• _Problem_
What lines in the entries hold the string "penyu"? List them.

Extracted data section start

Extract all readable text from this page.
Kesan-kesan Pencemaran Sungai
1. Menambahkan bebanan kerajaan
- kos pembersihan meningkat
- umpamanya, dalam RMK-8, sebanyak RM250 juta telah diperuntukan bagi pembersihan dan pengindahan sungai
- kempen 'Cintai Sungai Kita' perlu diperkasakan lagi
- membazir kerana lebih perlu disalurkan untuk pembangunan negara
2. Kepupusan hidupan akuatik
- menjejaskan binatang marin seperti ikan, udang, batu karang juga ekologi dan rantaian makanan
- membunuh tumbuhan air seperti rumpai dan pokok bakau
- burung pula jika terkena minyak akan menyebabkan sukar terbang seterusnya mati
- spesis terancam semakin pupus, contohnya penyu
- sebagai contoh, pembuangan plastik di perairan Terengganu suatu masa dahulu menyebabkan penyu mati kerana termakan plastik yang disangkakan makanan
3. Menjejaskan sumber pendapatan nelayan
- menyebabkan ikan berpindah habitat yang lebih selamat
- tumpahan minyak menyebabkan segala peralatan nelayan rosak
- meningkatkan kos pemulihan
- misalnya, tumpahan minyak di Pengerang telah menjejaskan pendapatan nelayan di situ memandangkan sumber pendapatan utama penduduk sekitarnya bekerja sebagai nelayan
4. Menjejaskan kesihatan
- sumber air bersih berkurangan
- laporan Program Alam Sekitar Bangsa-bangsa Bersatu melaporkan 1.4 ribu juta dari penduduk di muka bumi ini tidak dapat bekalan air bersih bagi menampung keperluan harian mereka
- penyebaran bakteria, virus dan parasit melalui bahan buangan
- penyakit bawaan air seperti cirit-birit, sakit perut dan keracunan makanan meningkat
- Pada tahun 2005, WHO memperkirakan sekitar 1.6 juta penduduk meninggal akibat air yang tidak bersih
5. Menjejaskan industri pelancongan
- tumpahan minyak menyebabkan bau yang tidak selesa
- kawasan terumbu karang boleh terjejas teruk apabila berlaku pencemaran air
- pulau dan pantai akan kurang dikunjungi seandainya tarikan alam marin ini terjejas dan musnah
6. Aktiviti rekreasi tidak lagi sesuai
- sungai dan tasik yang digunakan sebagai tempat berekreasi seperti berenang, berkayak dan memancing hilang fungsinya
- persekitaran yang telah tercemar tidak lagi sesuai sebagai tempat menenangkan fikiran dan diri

Extracted data section end
Extracted data section start

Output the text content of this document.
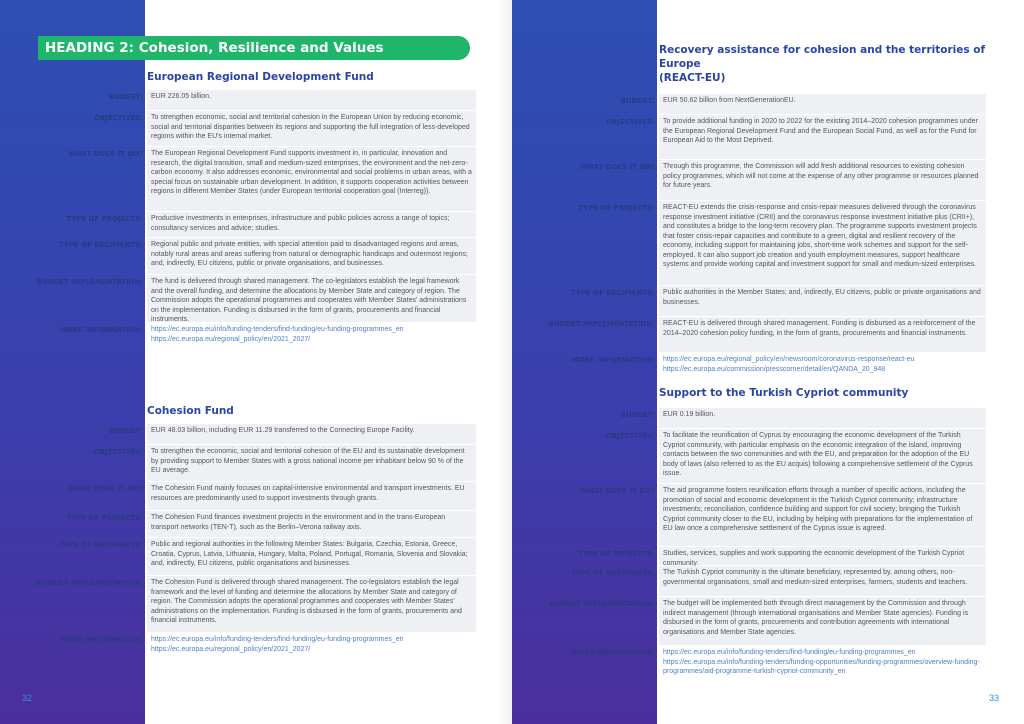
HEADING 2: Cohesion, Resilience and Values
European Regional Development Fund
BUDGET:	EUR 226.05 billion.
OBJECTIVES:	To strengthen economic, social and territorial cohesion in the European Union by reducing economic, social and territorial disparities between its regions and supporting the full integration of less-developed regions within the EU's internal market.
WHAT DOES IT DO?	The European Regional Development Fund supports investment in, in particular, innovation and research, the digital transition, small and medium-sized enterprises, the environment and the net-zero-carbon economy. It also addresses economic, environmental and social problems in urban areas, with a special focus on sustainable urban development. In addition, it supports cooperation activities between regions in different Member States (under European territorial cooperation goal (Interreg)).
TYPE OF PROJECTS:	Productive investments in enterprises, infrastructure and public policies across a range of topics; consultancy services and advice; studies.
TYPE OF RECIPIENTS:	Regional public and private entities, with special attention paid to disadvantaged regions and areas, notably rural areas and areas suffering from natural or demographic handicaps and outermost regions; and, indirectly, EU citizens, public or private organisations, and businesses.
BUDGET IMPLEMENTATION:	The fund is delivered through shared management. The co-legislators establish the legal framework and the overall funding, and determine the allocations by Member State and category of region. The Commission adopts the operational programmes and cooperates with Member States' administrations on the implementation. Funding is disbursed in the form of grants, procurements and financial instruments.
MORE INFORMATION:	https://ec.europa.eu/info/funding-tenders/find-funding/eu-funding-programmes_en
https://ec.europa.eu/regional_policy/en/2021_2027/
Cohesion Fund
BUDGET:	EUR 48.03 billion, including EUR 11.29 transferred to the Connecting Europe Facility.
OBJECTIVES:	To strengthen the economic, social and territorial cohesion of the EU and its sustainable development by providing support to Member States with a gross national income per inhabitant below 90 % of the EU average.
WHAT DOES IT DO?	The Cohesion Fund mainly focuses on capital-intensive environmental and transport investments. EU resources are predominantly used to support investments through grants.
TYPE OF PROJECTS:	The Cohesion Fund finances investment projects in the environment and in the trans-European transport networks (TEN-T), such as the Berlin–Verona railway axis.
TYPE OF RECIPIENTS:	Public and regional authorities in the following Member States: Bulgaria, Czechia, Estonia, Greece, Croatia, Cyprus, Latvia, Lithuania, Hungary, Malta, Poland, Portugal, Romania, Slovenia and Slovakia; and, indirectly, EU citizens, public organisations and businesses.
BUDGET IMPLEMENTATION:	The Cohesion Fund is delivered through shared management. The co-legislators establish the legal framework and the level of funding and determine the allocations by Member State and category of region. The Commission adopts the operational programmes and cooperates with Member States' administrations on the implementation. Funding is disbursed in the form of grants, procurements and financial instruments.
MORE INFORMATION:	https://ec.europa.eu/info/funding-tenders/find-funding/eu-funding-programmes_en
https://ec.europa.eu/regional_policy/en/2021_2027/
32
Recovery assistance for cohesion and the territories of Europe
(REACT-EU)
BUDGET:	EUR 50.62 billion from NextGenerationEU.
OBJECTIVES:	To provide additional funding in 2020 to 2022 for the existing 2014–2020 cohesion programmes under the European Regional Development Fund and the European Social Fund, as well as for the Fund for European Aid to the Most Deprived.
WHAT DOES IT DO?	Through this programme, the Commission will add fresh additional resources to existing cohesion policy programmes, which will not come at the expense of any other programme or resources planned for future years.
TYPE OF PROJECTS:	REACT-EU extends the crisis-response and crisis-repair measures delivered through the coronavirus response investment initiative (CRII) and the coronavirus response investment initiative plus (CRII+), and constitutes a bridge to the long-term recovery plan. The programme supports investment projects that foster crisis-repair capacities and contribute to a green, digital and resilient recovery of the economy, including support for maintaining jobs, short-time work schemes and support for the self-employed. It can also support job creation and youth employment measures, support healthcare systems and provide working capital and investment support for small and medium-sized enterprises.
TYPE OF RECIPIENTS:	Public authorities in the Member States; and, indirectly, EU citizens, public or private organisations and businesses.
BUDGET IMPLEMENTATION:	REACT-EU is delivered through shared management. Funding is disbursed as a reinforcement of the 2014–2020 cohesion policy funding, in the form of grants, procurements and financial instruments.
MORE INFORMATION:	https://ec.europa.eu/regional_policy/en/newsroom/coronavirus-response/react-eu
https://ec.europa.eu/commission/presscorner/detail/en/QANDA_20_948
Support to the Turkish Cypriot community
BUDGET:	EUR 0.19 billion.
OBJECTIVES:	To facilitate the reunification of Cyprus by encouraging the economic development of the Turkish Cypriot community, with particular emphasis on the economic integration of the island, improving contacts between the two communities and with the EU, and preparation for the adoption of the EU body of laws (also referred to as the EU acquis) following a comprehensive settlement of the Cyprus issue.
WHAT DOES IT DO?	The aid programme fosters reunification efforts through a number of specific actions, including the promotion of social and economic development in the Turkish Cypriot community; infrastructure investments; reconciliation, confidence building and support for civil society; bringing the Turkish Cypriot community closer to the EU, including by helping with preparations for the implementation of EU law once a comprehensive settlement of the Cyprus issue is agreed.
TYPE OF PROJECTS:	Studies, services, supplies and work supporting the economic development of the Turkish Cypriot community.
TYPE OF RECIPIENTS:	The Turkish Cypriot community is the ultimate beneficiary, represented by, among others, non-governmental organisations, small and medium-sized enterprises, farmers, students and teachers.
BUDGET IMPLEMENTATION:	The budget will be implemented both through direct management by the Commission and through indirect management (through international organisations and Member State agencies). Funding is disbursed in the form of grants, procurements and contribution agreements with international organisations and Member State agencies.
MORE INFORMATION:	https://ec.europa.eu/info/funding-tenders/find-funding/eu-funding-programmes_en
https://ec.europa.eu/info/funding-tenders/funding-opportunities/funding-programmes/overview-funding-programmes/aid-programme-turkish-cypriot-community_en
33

Extracted data section end
Extracted data section start

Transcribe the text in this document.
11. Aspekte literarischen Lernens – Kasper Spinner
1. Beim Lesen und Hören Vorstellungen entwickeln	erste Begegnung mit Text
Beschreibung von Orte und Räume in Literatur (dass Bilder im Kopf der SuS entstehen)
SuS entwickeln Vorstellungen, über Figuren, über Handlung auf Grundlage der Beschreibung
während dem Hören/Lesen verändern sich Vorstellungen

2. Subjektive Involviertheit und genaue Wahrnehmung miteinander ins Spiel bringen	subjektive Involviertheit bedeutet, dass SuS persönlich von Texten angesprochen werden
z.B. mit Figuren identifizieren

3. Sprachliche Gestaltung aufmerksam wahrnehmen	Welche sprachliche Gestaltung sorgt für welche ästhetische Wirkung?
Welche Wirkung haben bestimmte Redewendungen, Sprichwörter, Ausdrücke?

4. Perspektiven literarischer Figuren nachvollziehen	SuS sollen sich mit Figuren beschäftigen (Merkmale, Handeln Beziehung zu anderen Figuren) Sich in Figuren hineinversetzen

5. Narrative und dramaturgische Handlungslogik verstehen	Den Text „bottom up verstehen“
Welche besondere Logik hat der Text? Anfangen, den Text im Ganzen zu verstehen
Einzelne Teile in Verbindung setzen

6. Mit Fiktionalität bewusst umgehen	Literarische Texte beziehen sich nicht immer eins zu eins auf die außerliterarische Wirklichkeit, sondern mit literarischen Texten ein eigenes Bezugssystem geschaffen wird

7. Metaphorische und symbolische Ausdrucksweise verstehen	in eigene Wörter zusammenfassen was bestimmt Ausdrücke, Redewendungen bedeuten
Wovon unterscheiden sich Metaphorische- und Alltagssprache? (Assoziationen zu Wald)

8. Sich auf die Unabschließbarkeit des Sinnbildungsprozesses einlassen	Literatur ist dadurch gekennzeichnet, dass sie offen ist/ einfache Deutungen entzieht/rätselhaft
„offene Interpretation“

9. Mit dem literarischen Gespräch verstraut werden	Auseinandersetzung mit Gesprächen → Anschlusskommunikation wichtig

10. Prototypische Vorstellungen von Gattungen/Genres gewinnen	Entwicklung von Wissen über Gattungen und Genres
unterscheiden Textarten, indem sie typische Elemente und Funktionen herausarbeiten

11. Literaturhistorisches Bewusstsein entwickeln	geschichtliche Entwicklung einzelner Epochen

Extracted data section end

• _Written answer_
- spesis terancam semakin pupus, contohnya penyu
- sebagai contoh, pembuangan plastik di perairan Terengganu suatu masa dahulu menyebabkan penyu mati kerana termakan plastik yang disangkakan makanan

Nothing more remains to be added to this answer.